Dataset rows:
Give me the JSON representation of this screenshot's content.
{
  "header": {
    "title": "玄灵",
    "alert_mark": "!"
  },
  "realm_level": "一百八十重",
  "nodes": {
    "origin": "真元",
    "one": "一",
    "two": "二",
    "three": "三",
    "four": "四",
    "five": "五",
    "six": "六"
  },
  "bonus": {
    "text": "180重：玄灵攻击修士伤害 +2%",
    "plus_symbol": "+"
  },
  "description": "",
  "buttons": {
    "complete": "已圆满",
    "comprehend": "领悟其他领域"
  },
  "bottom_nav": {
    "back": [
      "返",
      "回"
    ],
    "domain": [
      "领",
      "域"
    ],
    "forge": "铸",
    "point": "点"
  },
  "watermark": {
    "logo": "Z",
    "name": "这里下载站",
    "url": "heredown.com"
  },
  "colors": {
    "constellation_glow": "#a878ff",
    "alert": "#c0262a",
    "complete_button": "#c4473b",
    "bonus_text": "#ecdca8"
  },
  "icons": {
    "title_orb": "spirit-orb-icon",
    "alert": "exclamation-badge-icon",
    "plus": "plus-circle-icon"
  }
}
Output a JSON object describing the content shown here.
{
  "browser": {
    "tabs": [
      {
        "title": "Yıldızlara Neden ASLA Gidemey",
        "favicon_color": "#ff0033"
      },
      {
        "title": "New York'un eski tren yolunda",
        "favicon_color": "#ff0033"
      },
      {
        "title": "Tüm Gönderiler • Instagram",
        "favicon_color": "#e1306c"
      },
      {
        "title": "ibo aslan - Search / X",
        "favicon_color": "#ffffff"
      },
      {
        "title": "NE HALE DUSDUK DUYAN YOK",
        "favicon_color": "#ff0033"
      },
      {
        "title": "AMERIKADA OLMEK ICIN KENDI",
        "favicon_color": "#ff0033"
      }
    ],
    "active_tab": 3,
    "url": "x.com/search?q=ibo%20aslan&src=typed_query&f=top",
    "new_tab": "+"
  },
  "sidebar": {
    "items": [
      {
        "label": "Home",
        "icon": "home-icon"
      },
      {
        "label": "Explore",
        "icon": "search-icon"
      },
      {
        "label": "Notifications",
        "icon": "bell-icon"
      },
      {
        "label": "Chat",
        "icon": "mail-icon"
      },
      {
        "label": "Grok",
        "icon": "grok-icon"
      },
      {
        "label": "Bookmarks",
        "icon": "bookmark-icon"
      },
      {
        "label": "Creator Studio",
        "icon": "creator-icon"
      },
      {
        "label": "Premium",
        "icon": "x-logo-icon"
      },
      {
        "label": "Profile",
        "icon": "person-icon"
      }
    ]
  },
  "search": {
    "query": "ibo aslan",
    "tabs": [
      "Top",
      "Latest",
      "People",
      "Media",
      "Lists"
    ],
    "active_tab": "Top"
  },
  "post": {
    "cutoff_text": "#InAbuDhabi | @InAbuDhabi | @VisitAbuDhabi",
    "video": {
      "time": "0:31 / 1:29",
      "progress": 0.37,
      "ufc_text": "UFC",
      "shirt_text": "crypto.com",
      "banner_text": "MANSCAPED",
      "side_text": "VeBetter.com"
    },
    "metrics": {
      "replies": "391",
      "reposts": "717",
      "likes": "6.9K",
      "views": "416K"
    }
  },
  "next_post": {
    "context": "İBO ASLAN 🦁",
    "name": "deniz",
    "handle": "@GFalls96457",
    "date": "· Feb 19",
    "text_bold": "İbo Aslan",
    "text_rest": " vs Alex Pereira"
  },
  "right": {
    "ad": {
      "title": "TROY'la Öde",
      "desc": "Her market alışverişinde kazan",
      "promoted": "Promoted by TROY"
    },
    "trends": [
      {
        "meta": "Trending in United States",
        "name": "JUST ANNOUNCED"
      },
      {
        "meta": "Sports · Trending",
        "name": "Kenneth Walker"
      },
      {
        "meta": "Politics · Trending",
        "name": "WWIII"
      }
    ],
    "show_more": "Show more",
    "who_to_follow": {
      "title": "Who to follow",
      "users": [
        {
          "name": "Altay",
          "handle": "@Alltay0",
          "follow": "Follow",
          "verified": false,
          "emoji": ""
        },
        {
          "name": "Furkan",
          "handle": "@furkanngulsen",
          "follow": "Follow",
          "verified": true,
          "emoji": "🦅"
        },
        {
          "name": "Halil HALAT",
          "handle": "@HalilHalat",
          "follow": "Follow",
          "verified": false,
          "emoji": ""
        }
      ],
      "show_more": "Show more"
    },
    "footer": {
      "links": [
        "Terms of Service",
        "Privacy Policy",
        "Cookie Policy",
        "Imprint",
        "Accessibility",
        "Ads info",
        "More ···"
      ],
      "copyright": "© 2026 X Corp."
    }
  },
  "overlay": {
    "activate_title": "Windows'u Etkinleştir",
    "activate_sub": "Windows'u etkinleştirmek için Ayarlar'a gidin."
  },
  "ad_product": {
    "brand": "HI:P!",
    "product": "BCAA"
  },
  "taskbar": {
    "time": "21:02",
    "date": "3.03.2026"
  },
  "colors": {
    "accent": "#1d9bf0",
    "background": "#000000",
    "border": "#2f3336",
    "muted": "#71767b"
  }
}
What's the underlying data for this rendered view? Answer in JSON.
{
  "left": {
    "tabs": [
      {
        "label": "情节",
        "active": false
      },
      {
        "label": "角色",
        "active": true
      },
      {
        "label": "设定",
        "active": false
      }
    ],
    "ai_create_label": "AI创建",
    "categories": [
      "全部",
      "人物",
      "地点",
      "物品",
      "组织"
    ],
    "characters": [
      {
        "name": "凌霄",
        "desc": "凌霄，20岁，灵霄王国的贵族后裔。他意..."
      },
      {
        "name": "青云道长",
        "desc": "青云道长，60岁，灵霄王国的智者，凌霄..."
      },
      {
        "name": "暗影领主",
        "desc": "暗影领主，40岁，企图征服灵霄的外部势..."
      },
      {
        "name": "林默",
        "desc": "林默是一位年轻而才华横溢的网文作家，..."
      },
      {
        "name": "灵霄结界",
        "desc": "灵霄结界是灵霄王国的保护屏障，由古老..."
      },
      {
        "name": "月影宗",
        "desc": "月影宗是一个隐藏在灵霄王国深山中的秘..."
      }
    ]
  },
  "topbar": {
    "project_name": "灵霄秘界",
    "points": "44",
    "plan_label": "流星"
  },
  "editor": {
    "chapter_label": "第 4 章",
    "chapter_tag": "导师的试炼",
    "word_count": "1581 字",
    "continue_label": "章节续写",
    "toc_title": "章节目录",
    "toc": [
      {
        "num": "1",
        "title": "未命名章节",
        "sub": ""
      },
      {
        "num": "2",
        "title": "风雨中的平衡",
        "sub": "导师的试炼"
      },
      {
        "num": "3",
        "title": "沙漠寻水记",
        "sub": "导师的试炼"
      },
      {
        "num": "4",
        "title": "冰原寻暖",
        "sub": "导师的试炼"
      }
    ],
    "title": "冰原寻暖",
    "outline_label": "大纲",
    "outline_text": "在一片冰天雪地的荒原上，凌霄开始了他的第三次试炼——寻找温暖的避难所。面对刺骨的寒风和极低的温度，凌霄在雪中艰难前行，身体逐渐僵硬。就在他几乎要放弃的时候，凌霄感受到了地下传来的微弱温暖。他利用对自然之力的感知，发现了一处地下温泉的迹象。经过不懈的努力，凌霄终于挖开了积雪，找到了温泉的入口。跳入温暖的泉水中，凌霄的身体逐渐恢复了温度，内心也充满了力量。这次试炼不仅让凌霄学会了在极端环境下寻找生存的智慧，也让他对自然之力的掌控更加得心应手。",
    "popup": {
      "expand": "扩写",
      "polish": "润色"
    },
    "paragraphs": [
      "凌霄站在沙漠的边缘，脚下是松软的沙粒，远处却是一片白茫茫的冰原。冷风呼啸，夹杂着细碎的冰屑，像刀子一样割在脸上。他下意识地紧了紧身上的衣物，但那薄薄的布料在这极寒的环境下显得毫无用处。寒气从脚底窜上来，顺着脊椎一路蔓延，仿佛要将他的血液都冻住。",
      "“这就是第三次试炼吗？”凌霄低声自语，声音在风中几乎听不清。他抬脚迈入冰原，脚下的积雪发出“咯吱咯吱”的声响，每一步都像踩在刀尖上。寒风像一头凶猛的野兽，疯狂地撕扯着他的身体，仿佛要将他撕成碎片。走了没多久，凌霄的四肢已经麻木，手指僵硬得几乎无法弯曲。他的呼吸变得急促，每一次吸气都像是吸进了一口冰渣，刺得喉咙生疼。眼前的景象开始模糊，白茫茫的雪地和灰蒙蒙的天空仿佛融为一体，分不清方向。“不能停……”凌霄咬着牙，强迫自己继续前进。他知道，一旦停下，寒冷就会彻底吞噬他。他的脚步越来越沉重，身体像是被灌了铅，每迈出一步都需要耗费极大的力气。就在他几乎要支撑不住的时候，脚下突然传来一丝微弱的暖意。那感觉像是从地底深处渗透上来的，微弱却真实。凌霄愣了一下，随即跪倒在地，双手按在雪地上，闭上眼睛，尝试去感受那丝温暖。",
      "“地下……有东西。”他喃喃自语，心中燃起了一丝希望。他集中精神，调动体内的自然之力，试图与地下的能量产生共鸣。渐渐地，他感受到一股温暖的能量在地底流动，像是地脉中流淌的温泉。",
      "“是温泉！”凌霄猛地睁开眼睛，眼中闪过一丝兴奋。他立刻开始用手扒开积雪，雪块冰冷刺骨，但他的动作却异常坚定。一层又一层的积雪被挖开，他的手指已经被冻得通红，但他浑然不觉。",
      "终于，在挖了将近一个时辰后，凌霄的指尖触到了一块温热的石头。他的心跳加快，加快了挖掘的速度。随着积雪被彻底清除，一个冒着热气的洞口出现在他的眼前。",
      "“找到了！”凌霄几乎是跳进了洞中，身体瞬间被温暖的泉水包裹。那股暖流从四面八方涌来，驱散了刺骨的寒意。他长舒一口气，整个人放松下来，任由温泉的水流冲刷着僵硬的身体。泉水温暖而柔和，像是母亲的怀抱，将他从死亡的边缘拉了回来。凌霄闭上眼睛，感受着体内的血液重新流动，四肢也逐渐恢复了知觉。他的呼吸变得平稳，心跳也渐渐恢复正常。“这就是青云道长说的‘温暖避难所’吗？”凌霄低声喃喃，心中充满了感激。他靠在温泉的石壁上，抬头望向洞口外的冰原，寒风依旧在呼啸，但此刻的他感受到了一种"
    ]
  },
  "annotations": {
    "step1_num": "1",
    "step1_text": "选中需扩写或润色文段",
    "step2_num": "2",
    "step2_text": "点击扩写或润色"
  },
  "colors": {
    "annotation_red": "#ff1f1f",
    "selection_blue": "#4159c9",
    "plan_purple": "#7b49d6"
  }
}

_Problem description:_ Every line that holds the word "this" should be extracted.

_Problem solution:_
Give me the JSON representation of this screenshot's content.
What's the underlying data for this rendered view? Answer in JSON.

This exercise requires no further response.